[Saved entries]
________________________

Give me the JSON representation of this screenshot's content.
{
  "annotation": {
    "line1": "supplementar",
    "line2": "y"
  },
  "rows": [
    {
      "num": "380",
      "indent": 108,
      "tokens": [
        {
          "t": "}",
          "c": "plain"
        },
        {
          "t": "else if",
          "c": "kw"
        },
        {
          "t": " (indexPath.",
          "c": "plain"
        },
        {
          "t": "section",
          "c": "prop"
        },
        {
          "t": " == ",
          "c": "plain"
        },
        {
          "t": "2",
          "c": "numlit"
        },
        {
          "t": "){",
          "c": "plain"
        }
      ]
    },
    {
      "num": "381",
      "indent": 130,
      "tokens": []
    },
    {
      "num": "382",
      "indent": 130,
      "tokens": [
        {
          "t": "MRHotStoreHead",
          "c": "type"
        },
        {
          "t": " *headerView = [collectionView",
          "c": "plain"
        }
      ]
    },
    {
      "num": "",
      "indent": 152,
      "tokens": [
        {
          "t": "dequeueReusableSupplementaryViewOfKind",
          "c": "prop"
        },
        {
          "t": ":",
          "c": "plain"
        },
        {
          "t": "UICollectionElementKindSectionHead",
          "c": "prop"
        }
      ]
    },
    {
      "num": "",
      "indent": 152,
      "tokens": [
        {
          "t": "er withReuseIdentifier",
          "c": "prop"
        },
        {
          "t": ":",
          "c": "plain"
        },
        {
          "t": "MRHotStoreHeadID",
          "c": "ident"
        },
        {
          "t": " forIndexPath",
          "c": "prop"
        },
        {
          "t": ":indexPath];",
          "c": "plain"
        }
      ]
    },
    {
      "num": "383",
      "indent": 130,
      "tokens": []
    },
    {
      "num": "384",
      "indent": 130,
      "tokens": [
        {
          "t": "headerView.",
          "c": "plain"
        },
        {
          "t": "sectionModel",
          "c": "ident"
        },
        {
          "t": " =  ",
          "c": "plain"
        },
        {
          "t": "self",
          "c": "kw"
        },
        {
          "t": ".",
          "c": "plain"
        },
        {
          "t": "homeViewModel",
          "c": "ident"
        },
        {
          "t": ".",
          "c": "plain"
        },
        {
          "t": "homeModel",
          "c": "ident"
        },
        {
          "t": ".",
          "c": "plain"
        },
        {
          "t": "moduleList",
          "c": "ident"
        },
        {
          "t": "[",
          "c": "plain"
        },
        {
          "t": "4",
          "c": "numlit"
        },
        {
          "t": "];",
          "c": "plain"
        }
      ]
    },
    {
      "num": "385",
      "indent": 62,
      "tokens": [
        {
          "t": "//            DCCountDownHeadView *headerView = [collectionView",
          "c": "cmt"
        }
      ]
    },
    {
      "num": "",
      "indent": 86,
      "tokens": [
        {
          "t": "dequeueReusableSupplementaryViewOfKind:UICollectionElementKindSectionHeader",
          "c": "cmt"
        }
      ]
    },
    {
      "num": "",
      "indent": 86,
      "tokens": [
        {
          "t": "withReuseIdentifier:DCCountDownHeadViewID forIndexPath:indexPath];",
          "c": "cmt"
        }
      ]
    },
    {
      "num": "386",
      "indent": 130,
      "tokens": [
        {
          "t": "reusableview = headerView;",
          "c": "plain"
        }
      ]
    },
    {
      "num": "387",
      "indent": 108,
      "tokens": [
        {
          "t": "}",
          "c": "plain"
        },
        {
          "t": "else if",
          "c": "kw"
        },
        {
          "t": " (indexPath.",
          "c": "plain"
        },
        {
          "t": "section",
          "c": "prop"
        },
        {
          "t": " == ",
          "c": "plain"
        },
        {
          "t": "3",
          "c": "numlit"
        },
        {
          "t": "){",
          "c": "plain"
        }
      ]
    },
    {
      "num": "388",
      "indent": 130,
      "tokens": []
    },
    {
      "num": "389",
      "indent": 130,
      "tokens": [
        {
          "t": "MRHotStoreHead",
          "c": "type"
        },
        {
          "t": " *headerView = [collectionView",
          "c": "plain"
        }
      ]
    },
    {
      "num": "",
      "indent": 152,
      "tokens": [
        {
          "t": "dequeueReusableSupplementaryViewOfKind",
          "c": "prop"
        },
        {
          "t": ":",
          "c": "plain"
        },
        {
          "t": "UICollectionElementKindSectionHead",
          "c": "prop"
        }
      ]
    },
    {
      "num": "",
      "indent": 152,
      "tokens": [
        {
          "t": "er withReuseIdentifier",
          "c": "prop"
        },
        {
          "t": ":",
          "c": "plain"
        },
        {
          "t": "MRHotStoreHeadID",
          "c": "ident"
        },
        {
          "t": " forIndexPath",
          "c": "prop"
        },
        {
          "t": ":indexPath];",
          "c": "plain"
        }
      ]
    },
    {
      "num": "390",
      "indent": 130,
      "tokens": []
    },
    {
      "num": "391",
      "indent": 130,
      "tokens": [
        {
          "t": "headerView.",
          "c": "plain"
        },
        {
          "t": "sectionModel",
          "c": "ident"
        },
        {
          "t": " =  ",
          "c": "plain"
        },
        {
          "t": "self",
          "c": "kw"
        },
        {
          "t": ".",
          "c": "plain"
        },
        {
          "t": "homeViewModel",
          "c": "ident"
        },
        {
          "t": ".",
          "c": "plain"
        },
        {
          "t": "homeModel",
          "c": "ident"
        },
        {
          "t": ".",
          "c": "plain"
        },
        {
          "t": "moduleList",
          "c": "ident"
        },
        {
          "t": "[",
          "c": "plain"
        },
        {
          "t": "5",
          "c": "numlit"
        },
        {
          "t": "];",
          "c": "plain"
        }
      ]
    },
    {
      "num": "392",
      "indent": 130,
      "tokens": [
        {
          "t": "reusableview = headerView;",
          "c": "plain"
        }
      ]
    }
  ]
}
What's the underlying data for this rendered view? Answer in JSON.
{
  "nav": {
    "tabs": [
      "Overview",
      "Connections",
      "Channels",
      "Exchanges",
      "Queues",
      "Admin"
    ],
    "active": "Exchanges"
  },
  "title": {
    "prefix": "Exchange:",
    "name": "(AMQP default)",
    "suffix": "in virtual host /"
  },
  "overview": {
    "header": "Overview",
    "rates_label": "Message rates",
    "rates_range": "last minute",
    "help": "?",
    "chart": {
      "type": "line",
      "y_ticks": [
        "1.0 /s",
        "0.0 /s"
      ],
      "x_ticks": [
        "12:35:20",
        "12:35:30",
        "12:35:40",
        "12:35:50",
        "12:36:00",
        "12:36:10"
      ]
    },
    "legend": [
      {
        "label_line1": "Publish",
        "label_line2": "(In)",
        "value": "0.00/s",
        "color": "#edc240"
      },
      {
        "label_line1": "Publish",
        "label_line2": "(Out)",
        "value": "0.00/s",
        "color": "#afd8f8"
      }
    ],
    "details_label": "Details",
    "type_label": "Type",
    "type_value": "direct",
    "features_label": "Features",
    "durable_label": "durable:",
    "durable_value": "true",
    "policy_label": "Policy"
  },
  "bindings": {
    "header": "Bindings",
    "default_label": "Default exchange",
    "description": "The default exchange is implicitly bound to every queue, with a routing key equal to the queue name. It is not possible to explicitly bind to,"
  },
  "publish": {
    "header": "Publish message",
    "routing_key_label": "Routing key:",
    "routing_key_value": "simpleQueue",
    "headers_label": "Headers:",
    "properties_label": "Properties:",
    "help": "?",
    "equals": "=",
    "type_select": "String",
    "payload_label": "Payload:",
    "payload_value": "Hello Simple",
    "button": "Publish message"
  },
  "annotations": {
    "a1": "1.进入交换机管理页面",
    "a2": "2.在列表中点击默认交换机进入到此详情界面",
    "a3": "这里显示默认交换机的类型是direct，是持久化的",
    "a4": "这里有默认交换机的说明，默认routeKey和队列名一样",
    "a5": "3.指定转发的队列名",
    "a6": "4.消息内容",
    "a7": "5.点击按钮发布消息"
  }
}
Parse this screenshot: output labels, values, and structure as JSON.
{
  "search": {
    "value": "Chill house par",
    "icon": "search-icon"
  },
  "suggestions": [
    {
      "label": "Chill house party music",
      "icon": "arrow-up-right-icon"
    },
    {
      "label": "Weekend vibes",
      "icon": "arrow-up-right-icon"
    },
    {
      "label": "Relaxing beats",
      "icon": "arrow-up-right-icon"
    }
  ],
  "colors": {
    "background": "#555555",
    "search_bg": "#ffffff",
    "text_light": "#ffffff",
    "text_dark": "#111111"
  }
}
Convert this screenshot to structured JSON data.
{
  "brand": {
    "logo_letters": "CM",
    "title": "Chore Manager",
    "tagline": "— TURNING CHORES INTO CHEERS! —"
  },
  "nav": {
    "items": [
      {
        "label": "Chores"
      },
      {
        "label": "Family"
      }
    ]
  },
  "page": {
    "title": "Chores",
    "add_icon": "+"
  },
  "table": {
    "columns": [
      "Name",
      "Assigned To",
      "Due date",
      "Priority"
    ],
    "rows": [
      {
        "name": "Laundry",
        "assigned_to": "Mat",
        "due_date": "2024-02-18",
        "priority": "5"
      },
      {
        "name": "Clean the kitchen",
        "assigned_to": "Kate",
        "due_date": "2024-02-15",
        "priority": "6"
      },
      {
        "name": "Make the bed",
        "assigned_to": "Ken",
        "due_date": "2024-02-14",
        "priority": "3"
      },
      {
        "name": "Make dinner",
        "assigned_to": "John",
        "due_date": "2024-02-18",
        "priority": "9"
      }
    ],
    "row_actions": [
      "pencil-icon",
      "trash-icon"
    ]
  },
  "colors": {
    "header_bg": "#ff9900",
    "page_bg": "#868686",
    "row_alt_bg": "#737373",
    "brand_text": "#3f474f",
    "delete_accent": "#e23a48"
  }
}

________________________

- PROBLEM DETAILS
Isolate the lines above that contain the word "title" and copy them.

- COMPLETE ANSWER
  "title": {
    "title": "Chore Manager",
    "title": "Chores",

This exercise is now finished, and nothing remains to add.